[EXERCISE DETAILS] Write out the whole listing, matching it exactly.

● ● ●

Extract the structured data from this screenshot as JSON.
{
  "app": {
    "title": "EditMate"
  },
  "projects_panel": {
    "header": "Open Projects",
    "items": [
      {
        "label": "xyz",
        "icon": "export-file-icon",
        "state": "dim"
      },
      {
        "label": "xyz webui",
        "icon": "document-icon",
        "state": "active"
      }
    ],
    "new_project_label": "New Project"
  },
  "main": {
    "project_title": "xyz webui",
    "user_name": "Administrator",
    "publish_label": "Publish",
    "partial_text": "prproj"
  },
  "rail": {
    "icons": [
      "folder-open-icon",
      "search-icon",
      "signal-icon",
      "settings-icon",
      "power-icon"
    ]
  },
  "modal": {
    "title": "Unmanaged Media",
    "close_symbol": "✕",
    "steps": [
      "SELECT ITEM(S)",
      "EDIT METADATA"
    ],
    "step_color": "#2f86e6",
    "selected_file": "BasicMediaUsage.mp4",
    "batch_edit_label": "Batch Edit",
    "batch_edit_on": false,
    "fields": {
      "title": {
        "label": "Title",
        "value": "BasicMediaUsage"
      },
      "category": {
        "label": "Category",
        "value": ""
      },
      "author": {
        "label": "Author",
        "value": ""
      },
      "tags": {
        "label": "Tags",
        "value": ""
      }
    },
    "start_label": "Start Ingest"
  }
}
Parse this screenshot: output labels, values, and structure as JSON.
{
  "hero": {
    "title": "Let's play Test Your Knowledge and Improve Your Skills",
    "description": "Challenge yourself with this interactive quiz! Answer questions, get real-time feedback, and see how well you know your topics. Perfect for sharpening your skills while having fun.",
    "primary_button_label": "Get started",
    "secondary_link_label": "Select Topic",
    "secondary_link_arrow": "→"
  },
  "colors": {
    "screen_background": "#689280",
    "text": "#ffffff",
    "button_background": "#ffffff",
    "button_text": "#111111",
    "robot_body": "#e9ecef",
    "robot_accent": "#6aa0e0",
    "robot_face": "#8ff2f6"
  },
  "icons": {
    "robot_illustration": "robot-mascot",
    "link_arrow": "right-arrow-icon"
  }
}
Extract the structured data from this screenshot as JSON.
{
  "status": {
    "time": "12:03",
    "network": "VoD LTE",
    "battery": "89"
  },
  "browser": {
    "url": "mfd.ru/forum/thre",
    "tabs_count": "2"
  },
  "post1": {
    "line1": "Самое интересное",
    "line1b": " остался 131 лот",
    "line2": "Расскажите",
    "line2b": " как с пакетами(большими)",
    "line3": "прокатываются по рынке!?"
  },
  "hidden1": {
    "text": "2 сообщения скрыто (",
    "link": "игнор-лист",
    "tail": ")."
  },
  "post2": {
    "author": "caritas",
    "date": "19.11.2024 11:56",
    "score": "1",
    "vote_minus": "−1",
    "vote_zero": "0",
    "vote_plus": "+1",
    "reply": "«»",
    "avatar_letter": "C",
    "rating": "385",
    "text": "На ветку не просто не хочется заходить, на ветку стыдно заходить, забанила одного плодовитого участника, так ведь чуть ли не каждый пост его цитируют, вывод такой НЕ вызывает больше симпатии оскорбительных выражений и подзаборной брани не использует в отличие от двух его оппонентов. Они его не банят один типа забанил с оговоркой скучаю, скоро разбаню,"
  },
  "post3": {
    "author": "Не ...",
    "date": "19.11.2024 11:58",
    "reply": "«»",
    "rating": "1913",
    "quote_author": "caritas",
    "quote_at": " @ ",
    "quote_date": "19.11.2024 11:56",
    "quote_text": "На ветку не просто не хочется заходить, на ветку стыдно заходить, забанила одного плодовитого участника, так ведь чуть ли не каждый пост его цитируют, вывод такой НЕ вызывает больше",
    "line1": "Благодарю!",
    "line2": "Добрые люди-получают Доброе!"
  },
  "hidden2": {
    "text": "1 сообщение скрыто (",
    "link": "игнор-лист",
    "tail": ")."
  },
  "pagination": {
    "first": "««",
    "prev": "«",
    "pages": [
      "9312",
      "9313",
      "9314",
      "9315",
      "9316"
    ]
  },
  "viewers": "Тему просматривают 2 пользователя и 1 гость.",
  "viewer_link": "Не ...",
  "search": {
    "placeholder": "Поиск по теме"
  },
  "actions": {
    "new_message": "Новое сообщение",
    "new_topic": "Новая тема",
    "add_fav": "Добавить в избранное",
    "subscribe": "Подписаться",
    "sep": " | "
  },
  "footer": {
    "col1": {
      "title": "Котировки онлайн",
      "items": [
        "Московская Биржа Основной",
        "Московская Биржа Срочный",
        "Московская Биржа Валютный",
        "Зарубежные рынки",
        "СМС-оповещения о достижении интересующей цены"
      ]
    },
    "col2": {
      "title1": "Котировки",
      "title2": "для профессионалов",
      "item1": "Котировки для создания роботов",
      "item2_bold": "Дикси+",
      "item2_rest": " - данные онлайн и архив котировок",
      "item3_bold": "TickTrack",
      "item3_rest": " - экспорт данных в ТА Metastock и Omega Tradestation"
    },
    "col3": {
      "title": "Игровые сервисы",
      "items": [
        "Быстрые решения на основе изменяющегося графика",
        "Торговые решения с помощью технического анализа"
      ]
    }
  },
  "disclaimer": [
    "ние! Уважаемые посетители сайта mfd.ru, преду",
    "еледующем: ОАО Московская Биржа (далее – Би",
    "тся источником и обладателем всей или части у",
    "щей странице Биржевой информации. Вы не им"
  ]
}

● ● ●

[THE RESPONSE]
Extract the structured data from this screenshot as JSON.
{
  "app": {
    "title": "EditMate"
  },
  "projects_panel": {
    "header": "Open Projects",
    "items": [
      {
        "label": "xyz",
        "icon": "export-file-icon",
        "state": "dim"
      },
      {
        "label": "xyz webui",
        "icon": "document-icon",
        "state": "active"
      }
    ],
    "new_project_label": "New Project"
  },
  "main": {
    "project_title": "xyz webui",
    "user_name": "Administrator",
    "publish_label": "Publish",
    "partial_text": "prproj"
  },
  "rail": {
    "icons": [
      "folder-open-icon",
      "search-icon",
      "signal-icon",
      "settings-icon",
      "power-icon"
    ]
  },
  "modal": {
    "title": "Unmanaged Media",
    "close_symbol": "✕",
    "steps": [
      "SELECT ITEM(S)",
      "EDIT METADATA"
    ],
    "step_color": "#2f86e6",
    "selected_file": "BasicMediaUsage.mp4",
    "batch_edit_label": "Batch Edit",
    "batch_edit_on": false,
    "fields": {
      "title": {
        "label": "Title",
        "value": "BasicMediaUsage"
      },
      "category": {
        "label": "Category",
        "value": ""
      },
      "author": {
        "label": "Author",
        "value": ""
      },
      "tags": {
        "label": "Tags",
        "value": ""
      }
    },
    "start_label": "Start Ingest"
  }
}
Parse this screenshot: output labels, values, and structure as JSON.
{
  "hero": {
    "title": "Let's play Test Your Knowledge and Improve Your Skills",
    "description": "Challenge yourself with this interactive quiz! Answer questions, get real-time feedback, and see how well you know your topics. Perfect for sharpening your skills while having fun.",
    "primary_button_label": "Get started",
    "secondary_link_label": "Select Topic",
    "secondary_link_arrow": "→"
  },
  "colors": {
    "screen_background": "#689280",
    "text": "#ffffff",
    "button_background": "#ffffff",
    "button_text": "#111111",
    "robot_body": "#e9ecef",
    "robot_accent": "#6aa0e0",
    "robot_face": "#8ff2f6"
  },
  "icons": {
    "robot_illustration": "robot-mascot",
    "link_arrow": "right-arrow-icon"
  }
}
Extract the structured data from this screenshot as JSON.
{
  "status": {
    "time": "12:03",
    "network": "VoD LTE",
    "battery": "89"
  },
  "browser": {
    "url": "mfd.ru/forum/thre",
    "tabs_count": "2"
  },
  "post1": {
    "line1": "Самое интересное",
    "line1b": " остался 131 лот",
    "line2": "Расскажите",
    "line2b": " как с пакетами(большими)",
    "line3": "прокатываются по рынке!?"
  },
  "hidden1": {
    "text": "2 сообщения скрыто (",
    "link": "игнор-лист",
    "tail": ")."
  },
  "post2": {
    "author": "caritas",
    "date": "19.11.2024 11:56",
    "score": "1",
    "vote_minus": "−1",
    "vote_zero": "0",
    "vote_plus": "+1",
    "reply": "«»",
    "avatar_letter": "C",
    "rating": "385",
    "text": "На ветку не просто не хочется заходить, на ветку стыдно заходить, забанила одного плодовитого участника, так ведь чуть ли не каждый пост его цитируют, вывод такой НЕ вызывает больше симпатии оскорбительных выражений и подзаборной брани не использует в отличие от двух его оппонентов. Они его не банят один типа забанил с оговоркой скучаю, скоро разбаню,"
  },
  "post3": {
    "author": "Не ...",
    "date": "19.11.2024 11:58",
    "reply": "«»",
    "rating": "1913",
    "quote_author": "caritas",
    "quote_at": " @ ",
    "quote_date": "19.11.2024 11:56",
    "quote_text": "На ветку не просто не хочется заходить, на ветку стыдно заходить, забанила одного плодовитого участника, так ведь чуть ли не каждый пост его цитируют, вывод такой НЕ вызывает больше",
    "line1": "Благодарю!",
    "line2": "Добрые люди-получают Доброе!"
  },
  "hidden2": {
    "text": "1 сообщение скрыто (",
    "link": "игнор-лист",
    "tail": ")."
  },
  "pagination": {
    "first": "««",
    "prev": "«",
    "pages": [
      "9312",
      "9313",
      "9314",
      "9315",
      "9316"
    ]
  },
  "viewers": "Тему просматривают 2 пользователя и 1 гость.",
  "viewer_link": "Не ...",
  "search": {
    "placeholder": "Поиск по теме"
  },
  "actions": {
    "new_message": "Новое сообщение",
    "new_topic": "Новая тема",
    "add_fav": "Добавить в избранное",
    "subscribe": "Подписаться",
    "sep": " | "
  },
  "footer": {
    "col1": {
      "title": "Котировки онлайн",
      "items": [
        "Московская Биржа Основной",
        "Московская Биржа Срочный",
        "Московская Биржа Валютный",
        "Зарубежные рынки",
        "СМС-оповещения о достижении интересующей цены"
      ]
    },
    "col2": {
      "title1": "Котировки",
      "title2": "для профессионалов",
      "item1": "Котировки для создания роботов",
      "item2_bold": "Дикси+",
      "item2_rest": " - данные онлайн и архив котировок",
      "item3_bold": "TickTrack",
      "item3_rest": " - экспорт данных в ТА Metastock и Omega Tradestation"
    },
    "col3": {
      "title": "Игровые сервисы",
      "items": [
        "Быстрые решения на основе изменяющегося графика",
        "Торговые решения с помощью технического анализа"
      ]
    }
  },
  "disclaimer": [
    "ние! Уважаемые посетители сайта mfd.ru, преду",
    "еледующем: ОАО Московская Биржа (далее – Би",
    "тся источником и обладателем всей или части у",
    "щей странице Биржевой информации. Вы не им"
  ]
}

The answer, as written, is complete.